**REQUIRED TASK**
Pull out each line of the records holding the string "from".

........

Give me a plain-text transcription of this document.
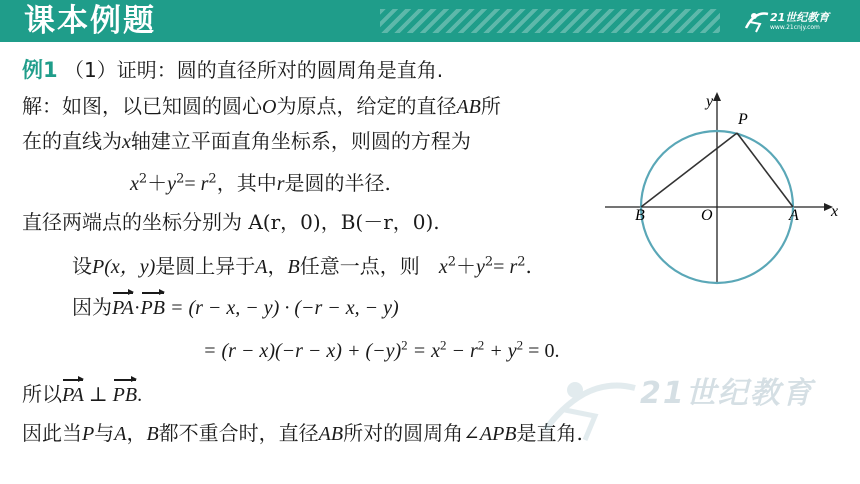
课本例题	21世纪教育
www.21cnjy.com
例1 （1）证明：圆的直径所对的圆周角是直角.
解：如图，以已知圆的圆心O为原点，给定的直径AB所
在的直线为x轴建立平面直角坐标系，则圆的方程为
$x^2+y^2= r^2$，其中r是圆的半径.
直径两端点的坐标分别为 A(r，0)，B(－r，0).
设P(x，y)是圆上异于A，B任意一点，则 $x^2+y^2= r^2$.
因为PA·PB = (r − x, − y) · (−r − x, − y)
= $(r - x)(-r - x) + (-y)^2 = x^2 - r^2 + y^2 = 0$.
所以PA ⊥ PB.
因此当P与A，B都不重合时，直径AB所对的圆周角∠APB是直角.
21世纪教育
y
x
P
B	O	A
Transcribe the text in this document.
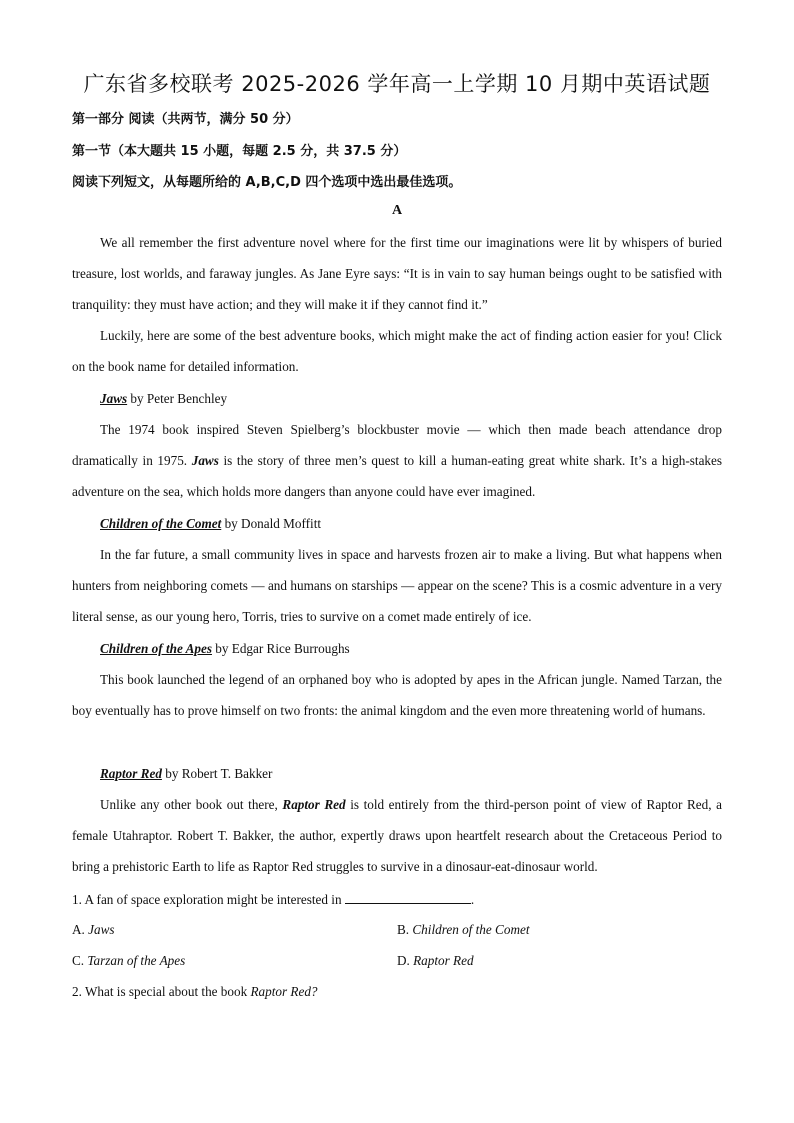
广东省多校联考 2025-2026 学年高一上学期 10 月期中英语试题
第一部分 阅读（共两节，满分 50 分）
第一节（本大题共 15 小题，每题 2.5 分，共 37.5 分）
阅读下列短文，从每题所给的 A,B,C,D 四个选项中选出最佳选项。
A

We all remember the first adventure novel where for the first time our imaginations were lit by whispers of buried treasure, lost worlds, and faraway jungles. As Jane Eyre says: “It is in vain to say human beings ought to be satisfied with tranquility: they must have action; and they will make it if they cannot find it.”

Luckily, here are some of the best adventure books, which might make the act of finding action easier for you! Click on the book name for detailed information.

Jaws by Peter Benchley

The 1974 book inspired Steven Spielberg’s blockbuster movie — which then made beach attendance drop dramatically in 1975. Jaws is the story of three men’s quest to kill a human-eating great white shark. It’s a high-stakes adventure on the sea, which holds more dangers than anyone could have ever imagined.

Children of the Comet by Donald Moffitt

In the far future, a small community lives in space and harvests frozen air to make a living. But what happens when hunters from neighboring comets — and humans on starships — appear on the scene? This is a cosmic adventure in a very literal sense, as our young hero, Torris, tries to survive on a comet made entirely of ice.

Children of the Apes by Edgar Rice Burroughs

This book launched the legend of an orphaned boy who is adopted by apes in the African jungle. Named Tarzan, the boy eventually has to prove himself on two fronts: the animal kingdom and the even more threatening world of humans.

Raptor Red by Robert T. Bakker

Unlike any other book out there, Raptor Red is told entirely from the third-person point of view of Raptor Red, a female Utahraptor. Robert T. Bakker, the author, expertly draws upon heartfelt research about the Cretaceous Period to bring a prehistoric Earth to life as Raptor Red struggles to survive in a dinosaur-eat-dinosaur world.

1. A fan of space exploration might be interested in	.
A. Jaws	B. Children of the Comet
C. Tarzan of the Apes	D. Raptor Red
2. What is special about the book Raptor Red?
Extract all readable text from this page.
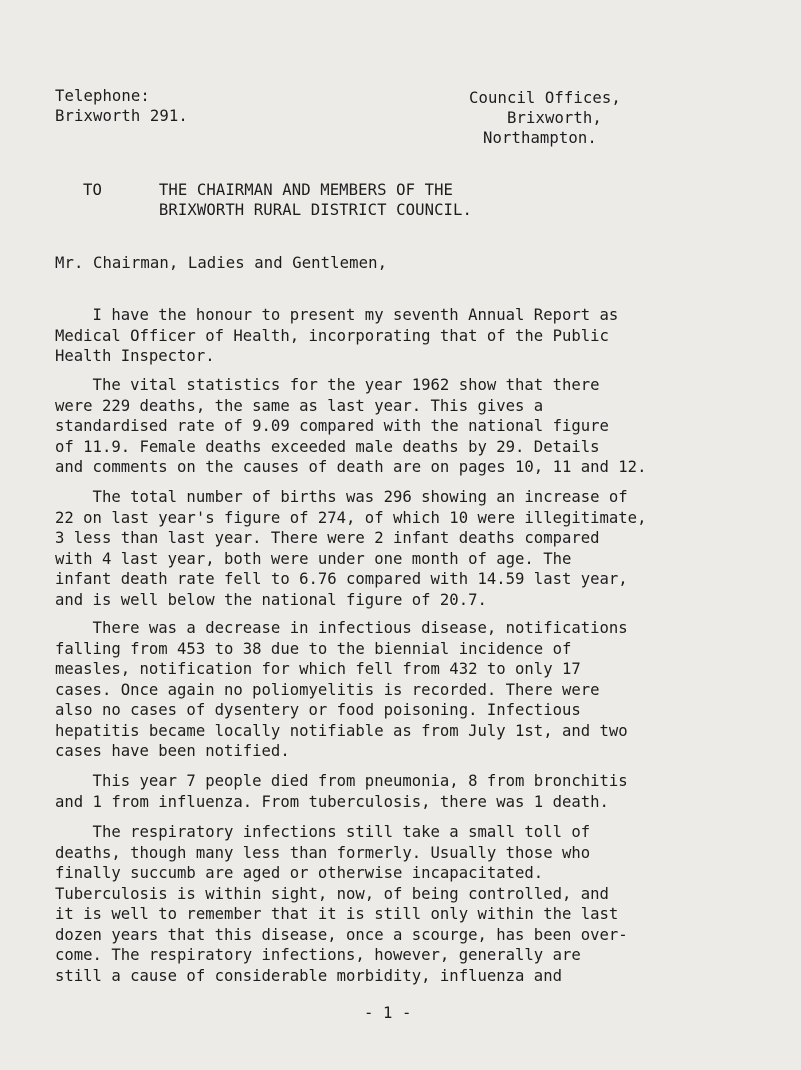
Telephone:
Brixworth 291.
Council Offices,
Brixworth,
Northampton.
TO      THE CHAIRMAN AND MEMBERS OF THE
BRIXWORTH RURAL DISTRICT COUNCIL.
Mr. Chairman, Ladies and Gentlemen,
I have the honour to present my seventh Annual Report as
Medical Officer of Health, incorporating that of the Public
Health Inspector.
The vital statistics for the year 1962 show that there
were 229 deaths, the same as last year. This gives a
standardised rate of 9.09 compared with the national figure
of 11.9. Female deaths exceeded male deaths by 29. Details
and comments on the causes of death are on pages 10, 11 and 12.
The total number of births was 296 showing an increase of
22 on last year's figure of 274, of which 10 were illegitimate,
3 less than last year. There were 2 infant deaths compared
with 4 last year, both were under one month of age. The
infant death rate fell to 6.76 compared with 14.59 last year,
and is well below the national figure of 20.7.
There was a decrease in infectious disease, notifications
falling from 453 to 38 due to the biennial incidence of
measles, notification for which fell from 432 to only 17
cases. Once again no poliomyelitis is recorded. There were
also no cases of dysentery or food poisoning. Infectious
hepatitis became locally notifiable as from July 1st, and two
cases have been notified.
This year 7 people died from pneumonia, 8 from bronchitis
and 1 from influenza. From tuberculosis, there was 1 death.
The respiratory infections still take a small toll of
deaths, though many less than formerly. Usually those who
finally succumb are aged or otherwise incapacitated.
Tuberculosis is within sight, now, of being controlled, and
it is well to remember that it is still only within the last
dozen years that this disease, once a scourge, has been over-
come. The respiratory infections, however, generally are
still a cause of considerable morbidity, influenza and
- 1 -
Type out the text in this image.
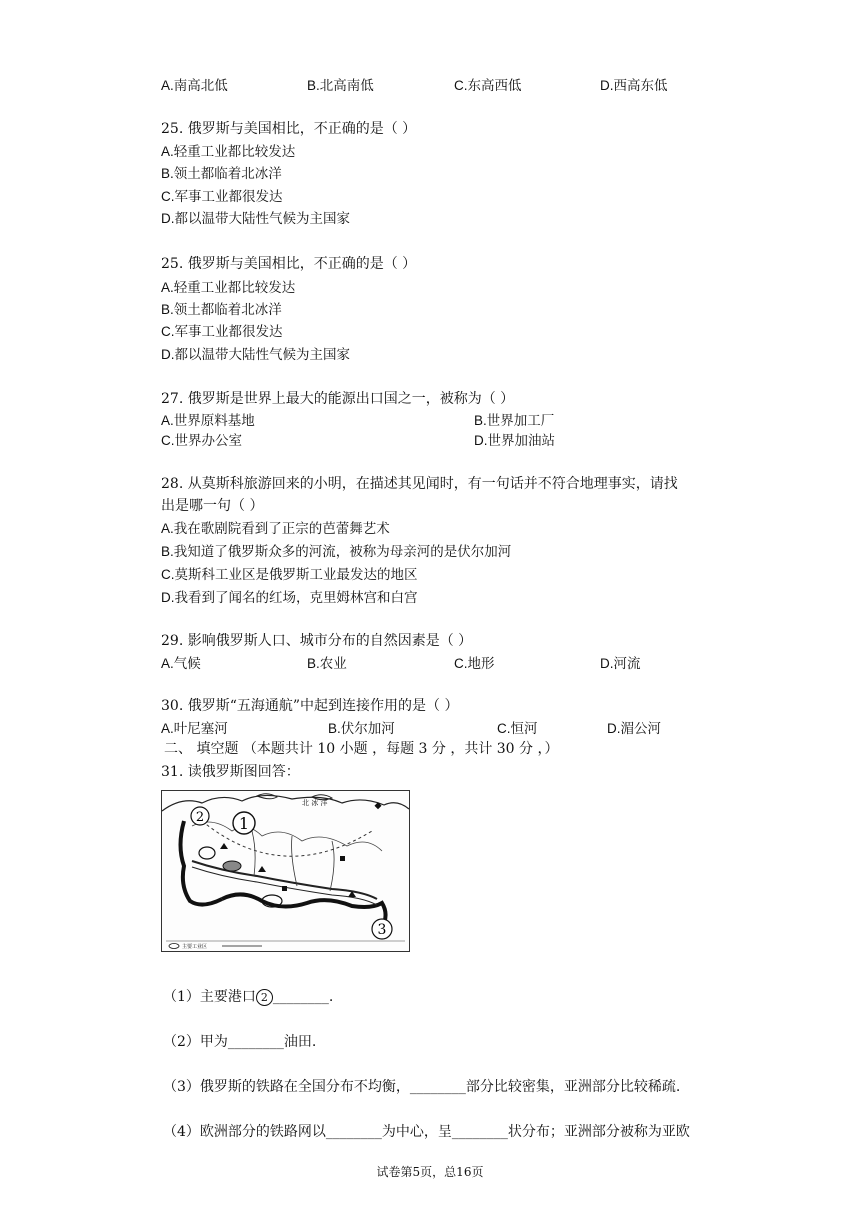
A.南高北低	B.北高南低	C.东高西低	D.西高东低
25. 俄罗斯与美国相比，不正确的是（ ）
A.轻重工业都比较发达
B.领土都临着北冰洋
C.军事工业都很发达
D.都以温带大陆性气候为主国家
25. 俄罗斯与美国相比，不正确的是（ ）
A.轻重工业都比较发达
B.领土都临着北冰洋
C.军事工业都很发达
D.都以温带大陆性气候为主国家
27. 俄罗斯是世界上最大的能源出口国之一，被称为（ ）
A.世界原料基地	B.世界加工厂
C.世界办公室	D.世界加油站
28. 从莫斯科旅游回来的小明，在描述其见闻时，有一句话并不符合地理事实，请找
出是哪一句（ ）
A.我在歌剧院看到了正宗的芭蕾舞艺术
B.我知道了俄罗斯众多的河流，被称为母亲河的是伏尔加河
C.莫斯科工业区是俄罗斯工业最发达的地区
D.我看到了闻名的红场，克里姆林宫和白宫
29. 影响俄罗斯人口、城市分布的自然因素是（ ）
A.气候	B.农业	C.地形	D.河流
30. 俄罗斯“五海通航”中起到连接作用的是（ ）
A.叶尼塞河	B.伏尔加河	C.恒河	D.湄公河
二、 填空题 （本题共计 10 小题 ，每题 3 分 ，共计 30 分 ，）
31. 读俄罗斯图回答：
2 1
3
北 冰 洋
主要工业区
（1）主要港口 2 ________.
（2）甲为________油田.
（3）俄罗斯的铁路在全国分布不均衡，________部分比较密集，亚洲部分比较稀疏.
（4）欧洲部分的铁路网以________为中心，呈________状分布；亚洲部分被称为亚欧
试卷第5页，总16页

........

**OUTPUT OF THE TASK**
In the far future, a small community lives in space and harvests frozen air to make a living. But what happens when hunters from neighboring comets — and humans on starships — appear on the scene? This is a cosmic adventure in a very literal sense, as our young hero, Torris, tries to survive on a comet made entirely of ice.
Unlike any other book out there, Raptor Red is told entirely from the third-person point of view of Raptor Red, a female Utahraptor. Robert T. Bakker, the author, expertly draws upon heartfelt research about the Cretaceous Period to bring a prehistoric Earth to life as Raptor Red struggles to survive in a dinosaur-eat-dinosaur world.
Extract all readable text from this page.
falling from 453 to 38 due to the biennial incidence of
measles, notification for which fell from 432 to only 17
hepatitis became locally notifiable as from July 1st, and two
This year 7 people died from pneumonia, 8 from bronchitis
and 1 from influenza. From tuberculosis, there was 1 death.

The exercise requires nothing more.